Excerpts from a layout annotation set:
____

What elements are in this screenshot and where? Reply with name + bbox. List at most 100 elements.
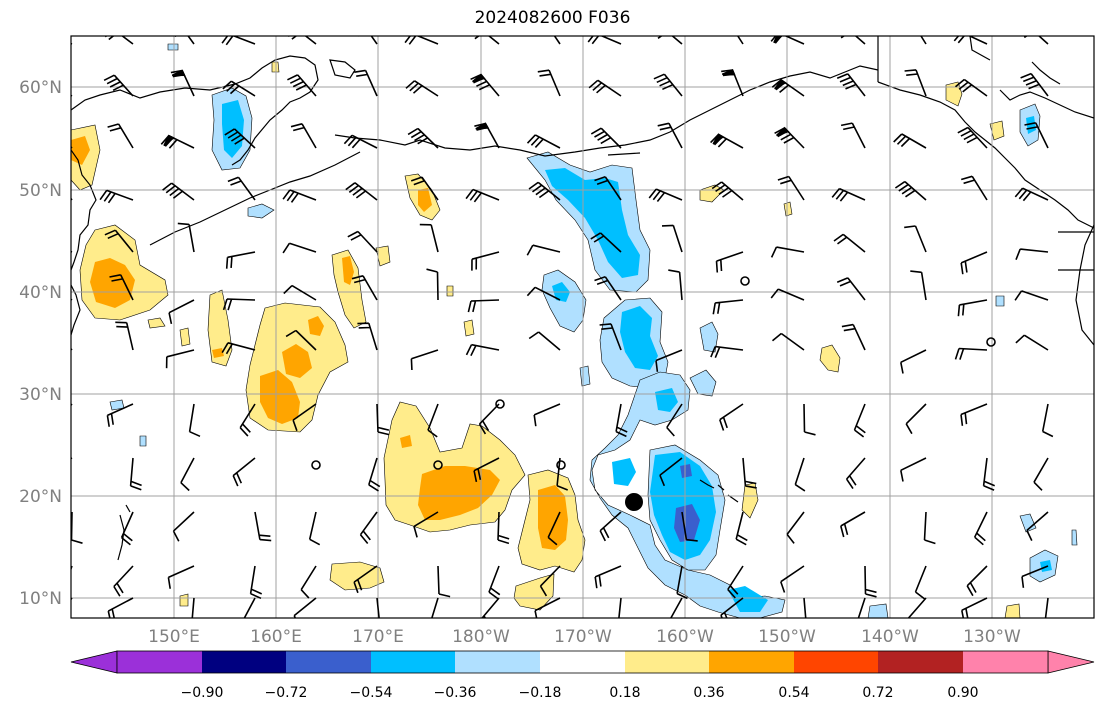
calm-wind-marker bbox=[311, 460, 321, 470]
lat-label-20N: 20°N bbox=[19, 487, 62, 507]
wind-barb bbox=[1014, 187, 1049, 202]
storm-center-marker bbox=[625, 493, 643, 511]
wind-barb bbox=[836, 277, 866, 301]
colorbar-segment bbox=[117, 651, 202, 673]
wind-barb bbox=[497, 511, 510, 545]
wind-barb bbox=[168, 299, 195, 325]
wind-barb bbox=[786, 511, 805, 544]
map-frame bbox=[70, 35, 1095, 619]
colorbar-tick-label: −0.54 bbox=[350, 685, 393, 701]
wind-barb bbox=[287, 74, 317, 97]
wind-barb bbox=[900, 349, 927, 374]
colorbar-frame bbox=[116, 650, 1049, 674]
wind-barb bbox=[221, 342, 256, 355]
wind-barb bbox=[413, 511, 439, 538]
lat-label-50N: 50°N bbox=[19, 181, 62, 201]
lon-label-170E: 170°E bbox=[352, 627, 404, 647]
calm-wind-marker bbox=[740, 276, 750, 286]
colorbar-segment bbox=[794, 651, 878, 673]
colorbar-segment bbox=[371, 651, 455, 673]
wind-barb bbox=[833, 233, 866, 253]
wind-barb bbox=[107, 123, 134, 149]
wind-barb bbox=[615, 403, 628, 438]
wind-barb bbox=[427, 403, 439, 438]
calm-wind-marker bbox=[556, 460, 566, 470]
wind-barb-pennant bbox=[472, 73, 486, 83]
wind-barb bbox=[426, 268, 439, 301]
wind-barb bbox=[376, 403, 390, 436]
wind-barb bbox=[845, 457, 866, 490]
lat-label-40N: 40°N bbox=[19, 283, 62, 303]
wind-barb bbox=[162, 182, 195, 201]
wind-barb bbox=[405, 80, 439, 97]
wind-barb bbox=[840, 122, 866, 149]
wind-barbs bbox=[71, 36, 1054, 618]
wind-barb bbox=[1044, 597, 1049, 618]
wind-barb bbox=[357, 322, 378, 351]
wind-barb bbox=[471, 251, 500, 271]
wind-barb bbox=[180, 457, 195, 492]
map-title: 2024082600 F036 bbox=[474, 8, 631, 28]
wind-barb bbox=[711, 181, 744, 201]
colorbar-segment bbox=[625, 651, 709, 673]
wind-barb bbox=[957, 126, 988, 149]
wind-barb bbox=[353, 565, 378, 594]
wind-barb bbox=[109, 274, 134, 301]
wind-barb bbox=[221, 36, 256, 46]
wind-barb bbox=[71, 457, 73, 460]
wind-barb-pennant bbox=[773, 36, 783, 44]
colorbar-segment bbox=[286, 651, 371, 673]
wind-barb bbox=[715, 251, 744, 273]
wind-barb bbox=[249, 565, 263, 600]
wind-barb bbox=[1041, 403, 1054, 438]
wind-barb bbox=[283, 284, 317, 301]
wind-barb bbox=[771, 332, 805, 351]
wind-barb bbox=[910, 270, 927, 301]
wind-barb bbox=[904, 225, 927, 253]
lon-label-140W: 140°W bbox=[861, 627, 919, 647]
wind-barb bbox=[836, 73, 866, 97]
wind-barb bbox=[488, 565, 501, 600]
wind-barb bbox=[770, 246, 805, 258]
colorbar-tick-label: 0.18 bbox=[609, 685, 640, 701]
wind-barb bbox=[954, 347, 988, 360]
wind-barb bbox=[857, 597, 866, 618]
wind-barb-pennant bbox=[776, 126, 790, 137]
wind-barb-pennant bbox=[721, 68, 736, 76]
colorbar-segment bbox=[709, 651, 794, 673]
wind-barb bbox=[954, 78, 988, 97]
wind-barb bbox=[1014, 290, 1049, 301]
colorbar-tick-label: 0.90 bbox=[947, 685, 978, 701]
wind-barb bbox=[359, 511, 378, 545]
wind-barb bbox=[669, 597, 683, 618]
colorbar: −0.90 −0.72 −0.54 −0.36 −0.18 0.18 0.36 … bbox=[70, 650, 1095, 701]
wind-barb bbox=[803, 403, 816, 436]
wind-barb bbox=[982, 457, 996, 491]
wind-barb bbox=[657, 122, 683, 149]
wind-barb bbox=[599, 323, 622, 351]
wind-barb bbox=[556, 457, 568, 491]
wind-barb bbox=[661, 224, 683, 253]
wind-barb bbox=[177, 222, 195, 253]
wind-barb bbox=[172, 511, 195, 542]
wind-barb bbox=[431, 597, 439, 618]
wind-barb bbox=[300, 565, 317, 599]
wind-barb bbox=[243, 597, 256, 618]
lon-label-180W: 180°W bbox=[452, 627, 510, 647]
wind-barb bbox=[539, 565, 561, 597]
wind-barb bbox=[71, 403, 73, 407]
wind-barb bbox=[528, 331, 561, 351]
wind-barb bbox=[465, 343, 500, 357]
wind-barb bbox=[167, 565, 195, 589]
wind-barb bbox=[841, 323, 866, 351]
wind-barb bbox=[742, 457, 757, 489]
wind-barb bbox=[165, 349, 195, 369]
wind-barb bbox=[973, 511, 988, 546]
wind-barb bbox=[526, 244, 561, 256]
colorbar-segment bbox=[540, 651, 625, 673]
wind-barb bbox=[292, 403, 317, 432]
colorbar-tick-labels: −0.90 −0.72 −0.54 −0.36 −0.18 0.18 0.36 … bbox=[181, 685, 979, 701]
wind-barb-pennant bbox=[774, 78, 787, 90]
wind-barb bbox=[676, 565, 688, 600]
colorbar-tick-label: 0.54 bbox=[778, 685, 809, 701]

____

EXERCISE OBJECTIVE
Copy out all of the material above word for word, leaving out the pictures.

CORRECT OUTPUT
What elements are in this screenshot and where? Reply with name + bbox. List at most 100 elements.
calm-wind-marker bbox=[311, 460, 321, 470]
lat-label-20N: 20°N bbox=[19, 487, 62, 507]
wind-barb bbox=[1014, 187, 1049, 202]
storm-center-marker bbox=[625, 493, 643, 511]
wind-barb bbox=[836, 277, 866, 301]
colorbar-segment bbox=[117, 651, 202, 673]
wind-barb bbox=[497, 511, 510, 545]
wind-barb bbox=[168, 299, 195, 325]
wind-barb bbox=[786, 511, 805, 544]
map-frame bbox=[70, 35, 1095, 619]
colorbar-tick-label: −0.54 bbox=[350, 685, 393, 701]
wind-barb bbox=[287, 74, 317, 97]
wind-barb bbox=[900, 349, 927, 374]
colorbar-frame bbox=[116, 650, 1049, 674]
wind-barb bbox=[221, 342, 256, 355]
wind-barb bbox=[413, 511, 439, 538]
lat-label-50N: 50°N bbox=[19, 181, 62, 201]
lon-label-170E: 170°E bbox=[352, 627, 404, 647]
calm-wind-marker bbox=[740, 276, 750, 286]
colorbar-segment bbox=[794, 651, 878, 673]
colorbar-segment bbox=[371, 651, 455, 673]
wind-barb bbox=[833, 233, 866, 253]
wind-barb bbox=[107, 123, 134, 149]
wind-barb bbox=[615, 403, 628, 438]
wind-barb bbox=[427, 403, 439, 438]
calm-wind-marker bbox=[556, 460, 566, 470]
wind-barb-pennant bbox=[472, 73, 486, 83]
wind-barb bbox=[426, 268, 439, 301]
wind-barb bbox=[376, 403, 390, 436]
wind-barb bbox=[845, 457, 866, 490]
lat-label-40N: 40°N bbox=[19, 283, 62, 303]
wind-barb bbox=[162, 182, 195, 201]
wind-barb bbox=[405, 80, 439, 97]
wind-barb bbox=[840, 122, 866, 149]
wind-barbs bbox=[71, 36, 1054, 618]
wind-barb bbox=[1044, 597, 1049, 618]
wind-barb bbox=[357, 322, 378, 351]
wind-barb bbox=[471, 251, 500, 271]
wind-barb bbox=[180, 457, 195, 492]
map-title: 2024082600 F036 bbox=[474, 8, 631, 28]
wind-barb bbox=[711, 181, 744, 201]
colorbar-segment bbox=[625, 651, 709, 673]
wind-barb bbox=[957, 126, 988, 149]
wind-barb bbox=[353, 565, 378, 594]
wind-barb bbox=[109, 274, 134, 301]
wind-barb bbox=[221, 36, 256, 46]
wind-barb bbox=[71, 457, 73, 460]
wind-barb-pennant bbox=[773, 36, 783, 44]
colorbar-segment bbox=[286, 651, 371, 673]
wind-barb bbox=[715, 251, 744, 273]
wind-barb bbox=[249, 565, 263, 600]
wind-barb bbox=[1041, 403, 1054, 438]
wind-barb bbox=[283, 284, 317, 301]
wind-barb bbox=[771, 332, 805, 351]
wind-barb bbox=[910, 270, 927, 301]
wind-barb bbox=[904, 225, 927, 253]
lon-label-140W: 140°W bbox=[861, 627, 919, 647]
wind-barb bbox=[836, 73, 866, 97]
wind-barb bbox=[488, 565, 501, 600]
wind-barb bbox=[770, 246, 805, 258]
colorbar-tick-label: 0.18 bbox=[609, 685, 640, 701]
wind-barb bbox=[954, 347, 988, 360]
wind-barb bbox=[857, 597, 866, 618]
wind-barb-pennant bbox=[776, 126, 790, 137]
wind-barb-pennant bbox=[721, 68, 736, 76]
colorbar-segment bbox=[709, 651, 794, 673]
wind-barb bbox=[954, 78, 988, 97]
wind-barb bbox=[1014, 290, 1049, 301]
colorbar-tick-label: 0.90 bbox=[947, 685, 978, 701]
wind-barb bbox=[359, 511, 378, 545]
wind-barb bbox=[669, 597, 683, 618]
colorbar: −0.90 −0.72 −0.54 −0.36 −0.18 0.18 0.36 … bbox=[70, 650, 1095, 701]
wind-barb bbox=[803, 403, 816, 436]
wind-barb bbox=[982, 457, 996, 491]
wind-barb bbox=[657, 122, 683, 149]
wind-barb bbox=[599, 323, 622, 351]
wind-barb bbox=[556, 457, 568, 491]
wind-barb bbox=[661, 224, 683, 253]
wind-barb bbox=[177, 222, 195, 253]
wind-barb bbox=[172, 511, 195, 542]
wind-barb bbox=[431, 597, 439, 618]
wind-barb bbox=[300, 565, 317, 599]
wind-barb bbox=[243, 597, 256, 618]
lon-label-180W: 180°W bbox=[452, 627, 510, 647]
wind-barb bbox=[539, 565, 561, 597]
wind-barb bbox=[71, 403, 73, 407]
wind-barb bbox=[528, 331, 561, 351]
wind-barb bbox=[465, 343, 500, 357]
wind-barb bbox=[167, 565, 195, 589]
wind-barb bbox=[841, 323, 866, 351]
wind-barb bbox=[742, 457, 757, 489]
wind-barb bbox=[165, 349, 195, 369]
wind-barb bbox=[973, 511, 988, 546]
wind-barb bbox=[526, 244, 561, 256]
colorbar-segment bbox=[540, 651, 625, 673]
wind-barb bbox=[292, 403, 317, 432]
colorbar-tick-labels: −0.90 −0.72 −0.54 −0.36 −0.18 0.18 0.36 … bbox=[181, 685, 979, 701]
wind-barb-pennant bbox=[774, 78, 787, 90]
wind-barb bbox=[676, 565, 688, 600]
colorbar-tick-label: 0.54 bbox=[778, 685, 809, 701]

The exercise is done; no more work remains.